State how many lines hold the word "CFP認定者検索システム", with no other words.

━━━━━━━━━━━━━━━━━━━━

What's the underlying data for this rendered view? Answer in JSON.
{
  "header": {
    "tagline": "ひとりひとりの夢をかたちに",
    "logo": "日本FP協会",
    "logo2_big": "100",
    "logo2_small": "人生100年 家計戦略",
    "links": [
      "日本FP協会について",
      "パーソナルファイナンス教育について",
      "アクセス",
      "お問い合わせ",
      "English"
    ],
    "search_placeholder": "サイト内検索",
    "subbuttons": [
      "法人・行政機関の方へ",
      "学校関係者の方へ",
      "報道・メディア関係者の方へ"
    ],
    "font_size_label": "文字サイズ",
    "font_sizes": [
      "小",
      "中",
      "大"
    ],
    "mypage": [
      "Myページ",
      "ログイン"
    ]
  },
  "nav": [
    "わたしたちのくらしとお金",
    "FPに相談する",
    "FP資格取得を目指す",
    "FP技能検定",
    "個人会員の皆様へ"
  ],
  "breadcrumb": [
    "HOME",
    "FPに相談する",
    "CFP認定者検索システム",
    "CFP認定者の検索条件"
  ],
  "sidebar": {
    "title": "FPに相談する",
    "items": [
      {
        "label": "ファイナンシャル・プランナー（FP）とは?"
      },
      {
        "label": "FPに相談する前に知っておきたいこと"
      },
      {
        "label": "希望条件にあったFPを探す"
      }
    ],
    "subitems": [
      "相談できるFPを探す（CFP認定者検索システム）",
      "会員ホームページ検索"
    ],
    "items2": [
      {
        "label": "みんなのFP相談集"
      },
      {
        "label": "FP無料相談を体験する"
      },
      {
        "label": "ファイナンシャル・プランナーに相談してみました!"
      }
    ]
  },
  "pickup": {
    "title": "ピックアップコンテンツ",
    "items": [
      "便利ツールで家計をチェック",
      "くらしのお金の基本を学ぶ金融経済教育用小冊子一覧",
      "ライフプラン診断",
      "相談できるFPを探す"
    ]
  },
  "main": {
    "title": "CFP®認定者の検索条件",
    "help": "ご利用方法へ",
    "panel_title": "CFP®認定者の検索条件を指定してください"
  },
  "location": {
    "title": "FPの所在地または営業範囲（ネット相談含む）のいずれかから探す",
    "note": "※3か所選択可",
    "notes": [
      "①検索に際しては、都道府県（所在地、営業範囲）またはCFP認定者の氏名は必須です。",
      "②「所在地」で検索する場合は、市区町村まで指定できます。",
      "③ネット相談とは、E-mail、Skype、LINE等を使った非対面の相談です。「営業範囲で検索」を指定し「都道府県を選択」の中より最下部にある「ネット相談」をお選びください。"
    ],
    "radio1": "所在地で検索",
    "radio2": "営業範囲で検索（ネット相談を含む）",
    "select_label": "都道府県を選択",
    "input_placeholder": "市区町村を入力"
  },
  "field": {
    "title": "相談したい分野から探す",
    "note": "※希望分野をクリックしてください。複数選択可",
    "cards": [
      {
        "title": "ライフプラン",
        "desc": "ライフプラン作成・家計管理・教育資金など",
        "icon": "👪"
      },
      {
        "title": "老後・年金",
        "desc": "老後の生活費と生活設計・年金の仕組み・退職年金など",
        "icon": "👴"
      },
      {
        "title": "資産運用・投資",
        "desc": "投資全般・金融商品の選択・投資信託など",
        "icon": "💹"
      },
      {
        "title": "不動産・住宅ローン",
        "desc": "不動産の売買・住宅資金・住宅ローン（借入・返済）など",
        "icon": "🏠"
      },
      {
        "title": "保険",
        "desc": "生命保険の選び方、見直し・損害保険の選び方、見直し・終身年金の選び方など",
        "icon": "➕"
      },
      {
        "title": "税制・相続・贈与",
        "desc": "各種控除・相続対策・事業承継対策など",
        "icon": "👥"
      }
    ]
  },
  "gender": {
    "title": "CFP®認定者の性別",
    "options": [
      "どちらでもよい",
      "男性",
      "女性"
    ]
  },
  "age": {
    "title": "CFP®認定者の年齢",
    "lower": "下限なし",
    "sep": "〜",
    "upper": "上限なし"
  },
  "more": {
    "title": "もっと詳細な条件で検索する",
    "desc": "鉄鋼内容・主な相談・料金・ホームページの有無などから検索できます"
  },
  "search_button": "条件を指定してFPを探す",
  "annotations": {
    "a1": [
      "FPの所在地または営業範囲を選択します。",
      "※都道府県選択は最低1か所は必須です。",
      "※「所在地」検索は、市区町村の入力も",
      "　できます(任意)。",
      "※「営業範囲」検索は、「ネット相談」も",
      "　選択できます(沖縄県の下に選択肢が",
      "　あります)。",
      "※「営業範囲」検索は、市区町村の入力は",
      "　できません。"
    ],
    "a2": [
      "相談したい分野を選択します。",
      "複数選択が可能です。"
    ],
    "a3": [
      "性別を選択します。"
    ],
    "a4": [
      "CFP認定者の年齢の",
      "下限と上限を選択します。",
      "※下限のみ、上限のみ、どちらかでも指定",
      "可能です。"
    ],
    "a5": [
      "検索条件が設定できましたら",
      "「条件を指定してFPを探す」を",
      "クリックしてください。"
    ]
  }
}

━━━━━━━━━━━━━━━━━━━━

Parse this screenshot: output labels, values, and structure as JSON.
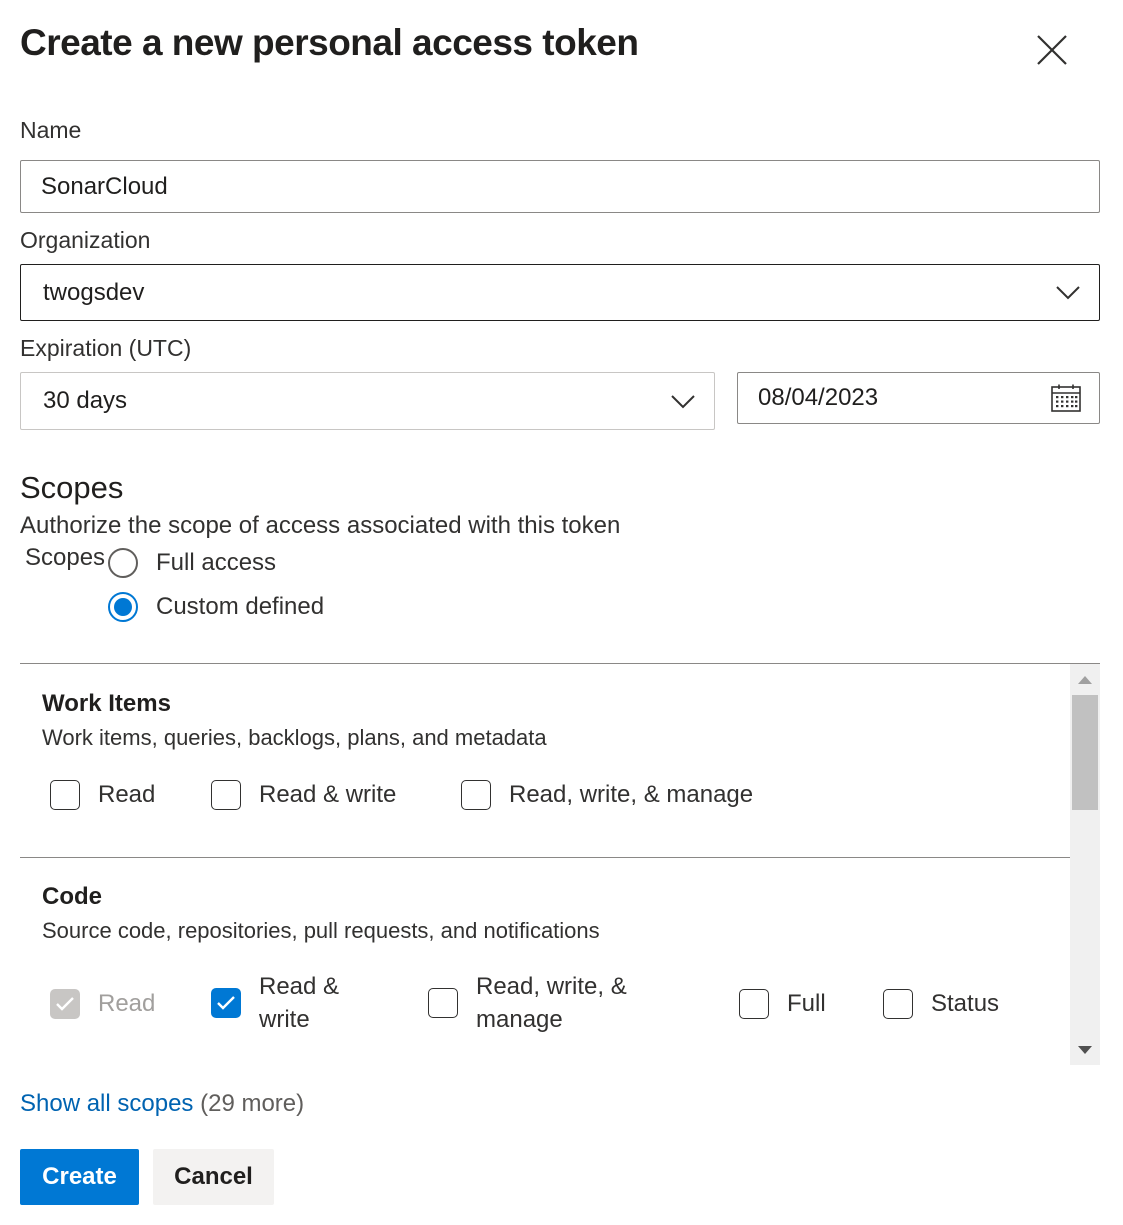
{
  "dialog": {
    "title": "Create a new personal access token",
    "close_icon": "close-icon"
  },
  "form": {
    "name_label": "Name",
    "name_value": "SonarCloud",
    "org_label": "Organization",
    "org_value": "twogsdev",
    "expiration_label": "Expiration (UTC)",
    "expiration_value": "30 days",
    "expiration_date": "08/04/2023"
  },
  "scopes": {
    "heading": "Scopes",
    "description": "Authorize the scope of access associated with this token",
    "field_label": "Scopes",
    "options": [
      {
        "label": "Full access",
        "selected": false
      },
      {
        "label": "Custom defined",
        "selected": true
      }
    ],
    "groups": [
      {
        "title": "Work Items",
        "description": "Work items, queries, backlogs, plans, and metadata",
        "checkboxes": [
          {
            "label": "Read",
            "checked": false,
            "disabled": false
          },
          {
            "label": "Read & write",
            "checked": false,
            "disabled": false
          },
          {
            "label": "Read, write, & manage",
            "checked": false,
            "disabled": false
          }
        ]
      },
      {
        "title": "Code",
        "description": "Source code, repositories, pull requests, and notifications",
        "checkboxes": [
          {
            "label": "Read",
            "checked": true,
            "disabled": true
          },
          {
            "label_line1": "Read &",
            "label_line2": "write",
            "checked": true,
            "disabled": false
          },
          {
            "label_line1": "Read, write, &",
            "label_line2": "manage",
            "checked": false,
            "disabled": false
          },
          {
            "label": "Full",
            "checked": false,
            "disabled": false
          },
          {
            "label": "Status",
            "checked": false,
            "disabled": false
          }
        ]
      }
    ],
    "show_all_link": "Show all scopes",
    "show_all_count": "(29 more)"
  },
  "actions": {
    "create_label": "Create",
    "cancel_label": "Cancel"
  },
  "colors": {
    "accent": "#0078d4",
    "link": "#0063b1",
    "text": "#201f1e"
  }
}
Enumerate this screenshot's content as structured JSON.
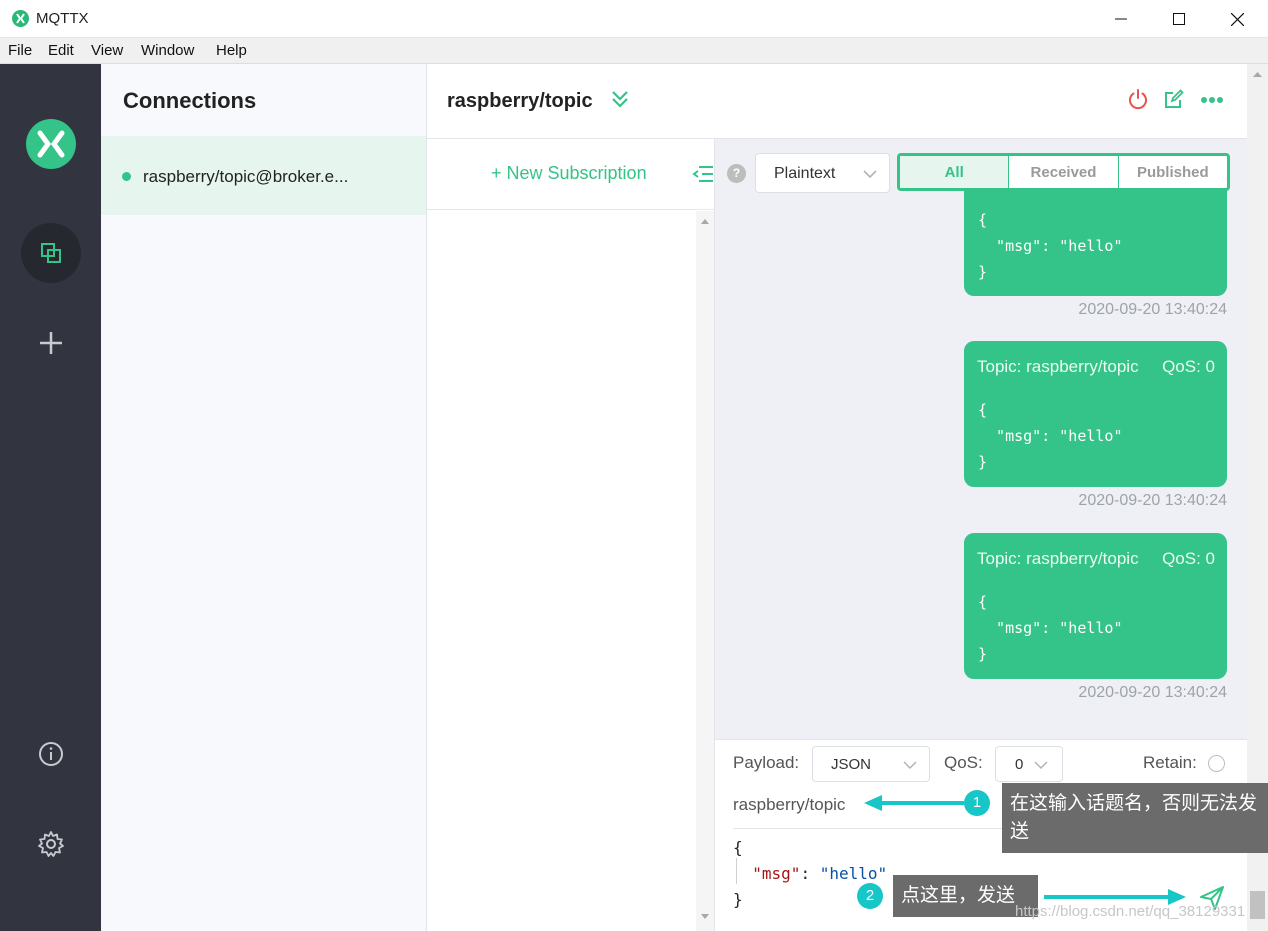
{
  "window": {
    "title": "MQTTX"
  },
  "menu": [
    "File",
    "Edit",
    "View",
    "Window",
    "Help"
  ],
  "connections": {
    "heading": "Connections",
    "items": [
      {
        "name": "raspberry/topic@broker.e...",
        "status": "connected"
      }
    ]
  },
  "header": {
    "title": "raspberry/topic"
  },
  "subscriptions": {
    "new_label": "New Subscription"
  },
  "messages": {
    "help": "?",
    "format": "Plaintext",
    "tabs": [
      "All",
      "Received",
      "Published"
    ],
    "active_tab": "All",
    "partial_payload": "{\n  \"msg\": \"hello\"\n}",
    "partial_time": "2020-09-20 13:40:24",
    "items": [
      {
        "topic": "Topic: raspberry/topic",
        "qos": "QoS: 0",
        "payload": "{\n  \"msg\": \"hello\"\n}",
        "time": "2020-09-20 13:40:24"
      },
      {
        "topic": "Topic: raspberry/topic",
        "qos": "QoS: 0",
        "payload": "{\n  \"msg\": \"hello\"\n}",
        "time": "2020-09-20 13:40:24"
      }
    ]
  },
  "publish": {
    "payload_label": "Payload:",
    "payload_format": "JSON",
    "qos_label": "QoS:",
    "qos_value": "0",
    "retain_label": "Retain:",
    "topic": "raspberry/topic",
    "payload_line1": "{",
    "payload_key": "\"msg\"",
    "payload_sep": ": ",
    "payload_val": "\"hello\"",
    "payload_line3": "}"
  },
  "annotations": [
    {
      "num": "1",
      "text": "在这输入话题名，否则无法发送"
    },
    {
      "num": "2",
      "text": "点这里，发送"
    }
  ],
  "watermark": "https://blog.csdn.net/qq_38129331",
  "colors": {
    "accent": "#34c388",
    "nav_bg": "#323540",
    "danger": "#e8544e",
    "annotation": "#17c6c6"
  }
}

━━━━━━━━━━━━━━━━━━━━

> [Exercise result]: 2